— start of Dataset entries —
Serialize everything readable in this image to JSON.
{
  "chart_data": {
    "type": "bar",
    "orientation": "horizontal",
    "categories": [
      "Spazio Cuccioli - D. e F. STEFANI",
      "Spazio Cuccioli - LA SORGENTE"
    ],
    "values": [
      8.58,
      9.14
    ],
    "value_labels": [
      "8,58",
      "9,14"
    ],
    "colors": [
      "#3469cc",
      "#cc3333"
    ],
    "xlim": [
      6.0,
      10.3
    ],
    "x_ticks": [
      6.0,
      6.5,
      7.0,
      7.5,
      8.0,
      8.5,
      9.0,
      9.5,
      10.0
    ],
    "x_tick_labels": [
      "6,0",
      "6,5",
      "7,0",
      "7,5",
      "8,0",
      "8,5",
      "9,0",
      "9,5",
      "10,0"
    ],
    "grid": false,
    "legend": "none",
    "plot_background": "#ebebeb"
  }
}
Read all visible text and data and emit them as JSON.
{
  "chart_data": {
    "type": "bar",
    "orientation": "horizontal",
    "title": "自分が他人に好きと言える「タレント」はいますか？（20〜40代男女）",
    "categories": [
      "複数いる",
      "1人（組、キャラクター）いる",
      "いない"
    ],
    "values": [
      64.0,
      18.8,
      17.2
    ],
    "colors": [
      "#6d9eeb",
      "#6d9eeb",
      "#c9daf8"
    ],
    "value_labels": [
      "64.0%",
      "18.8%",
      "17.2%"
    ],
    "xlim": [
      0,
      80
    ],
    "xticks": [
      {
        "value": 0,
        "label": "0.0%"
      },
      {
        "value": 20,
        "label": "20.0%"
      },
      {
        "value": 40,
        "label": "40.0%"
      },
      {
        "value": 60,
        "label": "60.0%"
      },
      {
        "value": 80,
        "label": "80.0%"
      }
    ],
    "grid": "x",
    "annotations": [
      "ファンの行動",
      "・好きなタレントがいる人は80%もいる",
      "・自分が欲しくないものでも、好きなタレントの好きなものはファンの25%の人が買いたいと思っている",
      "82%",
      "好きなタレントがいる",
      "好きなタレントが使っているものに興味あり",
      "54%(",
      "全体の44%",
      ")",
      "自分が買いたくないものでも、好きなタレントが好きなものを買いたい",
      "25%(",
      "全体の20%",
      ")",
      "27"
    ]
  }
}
— end of Dataset entries —
### Your task
Locate the line that contains "Read all visible". Repeat it and every line after it, up to and including the final line, exactly.

### Solution
Read all visible text and data and emit them as JSON.
{
  "chart_data": {
    "type": "bar",
    "orientation": "horizontal",
    "title": "自分が他人に好きと言える「タレント」はいますか？（20〜40代男女）",
    "categories": [
      "複数いる",
      "1人（組、キャラクター）いる",
      "いない"
    ],
    "values": [
      64.0,
      18.8,
      17.2
    ],
    "colors": [
      "#6d9eeb",
      "#6d9eeb",
      "#c9daf8"
    ],
    "value_labels": [
      "64.0%",
      "18.8%",
      "17.2%"
    ],
    "xlim": [
      0,
      80
    ],
    "xticks": [
      {
        "value": 0,
        "label": "0.0%"
      },
      {
        "value": 20,
        "label": "20.0%"
      },
      {
        "value": 40,
        "label": "40.0%"
      },
      {
        "value": 60,
        "label": "60.0%"
      },
      {
        "value": 80,
        "label": "80.0%"
      }
    ],
    "grid": "x",
    "annotations": [
      "ファンの行動",
      "・好きなタレントがいる人は80%もいる",
      "・自分が欲しくないものでも、好きなタレントの好きなものはファンの25%の人が買いたいと思っている",
      "82%",
      "好きなタレントがいる",
      "好きなタレントが使っているものに興味あり",
      "54%(",
      "全体の44%",
      ")",
      "自分が買いたくないものでも、好きなタレントが好きなものを買いたい",
      "25%(",
      "全体の20%",
      ")",
      "27"
    ]
  }
}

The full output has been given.